_Records to use_:
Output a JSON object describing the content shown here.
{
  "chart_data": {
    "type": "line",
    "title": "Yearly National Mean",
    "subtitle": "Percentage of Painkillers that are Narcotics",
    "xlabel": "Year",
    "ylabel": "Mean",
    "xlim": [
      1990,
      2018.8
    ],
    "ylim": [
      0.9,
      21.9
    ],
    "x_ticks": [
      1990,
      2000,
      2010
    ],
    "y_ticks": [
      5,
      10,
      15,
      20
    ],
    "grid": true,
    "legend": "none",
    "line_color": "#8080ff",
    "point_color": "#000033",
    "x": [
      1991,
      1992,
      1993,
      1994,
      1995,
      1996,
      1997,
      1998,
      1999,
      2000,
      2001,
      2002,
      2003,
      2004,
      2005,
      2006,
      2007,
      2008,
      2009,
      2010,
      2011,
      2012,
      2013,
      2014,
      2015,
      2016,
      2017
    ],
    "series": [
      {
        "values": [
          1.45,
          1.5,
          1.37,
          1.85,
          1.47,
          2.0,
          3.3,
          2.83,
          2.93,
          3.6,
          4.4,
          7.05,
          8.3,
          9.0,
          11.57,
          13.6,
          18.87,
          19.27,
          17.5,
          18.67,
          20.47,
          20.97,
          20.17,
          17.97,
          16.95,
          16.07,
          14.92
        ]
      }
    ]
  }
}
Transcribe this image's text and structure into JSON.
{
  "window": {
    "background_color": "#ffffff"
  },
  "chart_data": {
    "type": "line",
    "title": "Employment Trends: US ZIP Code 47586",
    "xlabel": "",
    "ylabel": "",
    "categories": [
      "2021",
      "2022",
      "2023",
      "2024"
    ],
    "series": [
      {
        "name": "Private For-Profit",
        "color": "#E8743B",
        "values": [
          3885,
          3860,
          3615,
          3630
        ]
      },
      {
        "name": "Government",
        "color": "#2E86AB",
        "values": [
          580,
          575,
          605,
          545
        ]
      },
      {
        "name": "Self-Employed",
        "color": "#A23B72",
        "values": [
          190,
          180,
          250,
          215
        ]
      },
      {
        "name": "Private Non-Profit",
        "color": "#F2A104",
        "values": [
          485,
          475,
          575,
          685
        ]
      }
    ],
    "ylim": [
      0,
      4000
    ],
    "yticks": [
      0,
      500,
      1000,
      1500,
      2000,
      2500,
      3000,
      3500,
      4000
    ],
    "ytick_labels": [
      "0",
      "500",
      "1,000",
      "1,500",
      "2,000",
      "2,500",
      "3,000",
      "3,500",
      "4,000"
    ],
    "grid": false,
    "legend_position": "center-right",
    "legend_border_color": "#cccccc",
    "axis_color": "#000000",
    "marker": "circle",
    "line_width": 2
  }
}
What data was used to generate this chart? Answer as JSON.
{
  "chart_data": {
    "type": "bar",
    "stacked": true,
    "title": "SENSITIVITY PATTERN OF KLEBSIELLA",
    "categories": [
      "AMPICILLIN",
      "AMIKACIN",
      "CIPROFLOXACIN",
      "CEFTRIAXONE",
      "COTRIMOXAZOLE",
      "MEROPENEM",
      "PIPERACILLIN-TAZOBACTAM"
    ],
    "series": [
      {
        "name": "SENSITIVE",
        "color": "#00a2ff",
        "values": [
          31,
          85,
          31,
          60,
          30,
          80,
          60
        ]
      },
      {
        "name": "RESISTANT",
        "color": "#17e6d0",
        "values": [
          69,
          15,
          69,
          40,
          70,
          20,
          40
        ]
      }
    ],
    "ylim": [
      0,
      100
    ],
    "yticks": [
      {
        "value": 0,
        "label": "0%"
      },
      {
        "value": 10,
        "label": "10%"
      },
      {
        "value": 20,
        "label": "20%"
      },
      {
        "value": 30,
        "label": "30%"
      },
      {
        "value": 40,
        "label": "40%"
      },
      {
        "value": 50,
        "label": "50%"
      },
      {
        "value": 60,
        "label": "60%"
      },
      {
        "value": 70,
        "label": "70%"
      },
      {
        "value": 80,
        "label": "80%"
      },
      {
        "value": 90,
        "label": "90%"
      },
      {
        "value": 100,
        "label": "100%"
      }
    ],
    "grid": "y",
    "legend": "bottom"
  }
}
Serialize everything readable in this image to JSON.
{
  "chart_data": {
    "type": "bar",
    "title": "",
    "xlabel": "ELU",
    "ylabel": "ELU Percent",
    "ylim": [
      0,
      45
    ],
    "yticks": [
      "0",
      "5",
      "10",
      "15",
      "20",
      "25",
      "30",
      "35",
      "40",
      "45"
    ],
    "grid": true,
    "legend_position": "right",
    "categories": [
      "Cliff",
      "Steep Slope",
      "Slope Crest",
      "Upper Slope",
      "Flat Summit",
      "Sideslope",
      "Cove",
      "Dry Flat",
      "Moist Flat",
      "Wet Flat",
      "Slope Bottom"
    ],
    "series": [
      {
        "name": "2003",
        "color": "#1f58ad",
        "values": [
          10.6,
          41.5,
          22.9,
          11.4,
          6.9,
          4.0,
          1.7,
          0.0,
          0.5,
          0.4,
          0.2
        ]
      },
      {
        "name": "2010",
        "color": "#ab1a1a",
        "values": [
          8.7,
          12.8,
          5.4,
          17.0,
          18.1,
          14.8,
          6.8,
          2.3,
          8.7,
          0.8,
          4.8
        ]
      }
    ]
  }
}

_To be done_: Reproduce all of the records exactly.

_Output of the task_:
Output a JSON object describing the content shown here.
{
  "chart_data": {
    "type": "line",
    "title": "Yearly National Mean",
    "subtitle": "Percentage of Painkillers that are Narcotics",
    "xlabel": "Year",
    "ylabel": "Mean",
    "xlim": [
      1990,
      2018.8
    ],
    "ylim": [
      0.9,
      21.9
    ],
    "x_ticks": [
      1990,
      2000,
      2010
    ],
    "y_ticks": [
      5,
      10,
      15,
      20
    ],
    "grid": true,
    "legend": "none",
    "line_color": "#8080ff",
    "point_color": "#000033",
    "x": [
      1991,
      1992,
      1993,
      1994,
      1995,
      1996,
      1997,
      1998,
      1999,
      2000,
      2001,
      2002,
      2003,
      2004,
      2005,
      2006,
      2007,
      2008,
      2009,
      2010,
      2011,
      2012,
      2013,
      2014,
      2015,
      2016,
      2017
    ],
    "series": [
      {
        "values": [
          1.45,
          1.5,
          1.37,
          1.85,
          1.47,
          2.0,
          3.3,
          2.83,
          2.93,
          3.6,
          4.4,
          7.05,
          8.3,
          9.0,
          11.57,
          13.6,
          18.87,
          19.27,
          17.5,
          18.67,
          20.47,
          20.97,
          20.17,
          17.97,
          16.95,
          16.07,
          14.92
        ]
      }
    ]
  }
}
Transcribe this image's text and structure into JSON.
{
  "window": {
    "background_color": "#ffffff"
  },
  "chart_data": {
    "type": "line",
    "title": "Employment Trends: US ZIP Code 47586",
    "xlabel": "",
    "ylabel": "",
    "categories": [
      "2021",
      "2022",
      "2023",
      "2024"
    ],
    "series": [
      {
        "name": "Private For-Profit",
        "color": "#E8743B",
        "values": [
          3885,
          3860,
          3615,
          3630
        ]
      },
      {
        "name": "Government",
        "color": "#2E86AB",
        "values": [
          580,
          575,
          605,
          545
        ]
      },
      {
        "name": "Self-Employed",
        "color": "#A23B72",
        "values": [
          190,
          180,
          250,
          215
        ]
      },
      {
        "name": "Private Non-Profit",
        "color": "#F2A104",
        "values": [
          485,
          475,
          575,
          685
        ]
      }
    ],
    "ylim": [
      0,
      4000
    ],
    "yticks": [
      0,
      500,
      1000,
      1500,
      2000,
      2500,
      3000,
      3500,
      4000
    ],
    "ytick_labels": [
      "0",
      "500",
      "1,000",
      "1,500",
      "2,000",
      "2,500",
      "3,000",
      "3,500",
      "4,000"
    ],
    "grid": false,
    "legend_position": "center-right",
    "legend_border_color": "#cccccc",
    "axis_color": "#000000",
    "marker": "circle",
    "line_width": 2
  }
}
What data was used to generate this chart? Answer as JSON.
{
  "chart_data": {
    "type": "bar",
    "stacked": true,
    "title": "SENSITIVITY PATTERN OF KLEBSIELLA",
    "categories": [
      "AMPICILLIN",
      "AMIKACIN",
      "CIPROFLOXACIN",
      "CEFTRIAXONE",
      "COTRIMOXAZOLE",
      "MEROPENEM",
      "PIPERACILLIN-TAZOBACTAM"
    ],
    "series": [
      {
        "name": "SENSITIVE",
        "color": "#00a2ff",
        "values": [
          31,
          85,
          31,
          60,
          30,
          80,
          60
        ]
      },
      {
        "name": "RESISTANT",
        "color": "#17e6d0",
        "values": [
          69,
          15,
          69,
          40,
          70,
          20,
          40
        ]
      }
    ],
    "ylim": [
      0,
      100
    ],
    "yticks": [
      {
        "value": 0,
        "label": "0%"
      },
      {
        "value": 10,
        "label": "10%"
      },
      {
        "value": 20,
        "label": "20%"
      },
      {
        "value": 30,
        "label": "30%"
      },
      {
        "value": 40,
        "label": "40%"
      },
      {
        "value": 50,
        "label": "50%"
      },
      {
        "value": 60,
        "label": "60%"
      },
      {
        "value": 70,
        "label": "70%"
      },
      {
        "value": 80,
        "label": "80%"
      },
      {
        "value": 90,
        "label": "90%"
      },
      {
        "value": 100,
        "label": "100%"
      }
    ],
    "grid": "y",
    "legend": "bottom"
  }
}
Serialize everything readable in this image to JSON.
{
  "chart_data": {
    "type": "bar",
    "title": "",
    "xlabel": "ELU",
    "ylabel": "ELU Percent",
    "ylim": [
      0,
      45
    ],
    "yticks": [
      "0",
      "5",
      "10",
      "15",
      "20",
      "25",
      "30",
      "35",
      "40",
      "45"
    ],
    "grid": true,
    "legend_position": "right",
    "categories": [
      "Cliff",
      "Steep Slope",
      "Slope Crest",
      "Upper Slope",
      "Flat Summit",
      "Sideslope",
      "Cove",
      "Dry Flat",
      "Moist Flat",
      "Wet Flat",
      "Slope Bottom"
    ],
    "series": [
      {
        "name": "2003",
        "color": "#1f58ad",
        "values": [
          10.6,
          41.5,
          22.9,
          11.4,
          6.9,
          4.0,
          1.7,
          0.0,
          0.5,
          0.4,
          0.2
        ]
      },
      {
        "name": "2010",
        "color": "#ab1a1a",
        "values": [
          8.7,
          12.8,
          5.4,
          17.0,
          18.1,
          14.8,
          6.8,
          2.3,
          8.7,
          0.8,
          4.8
        ]
      }
    ]
  }
}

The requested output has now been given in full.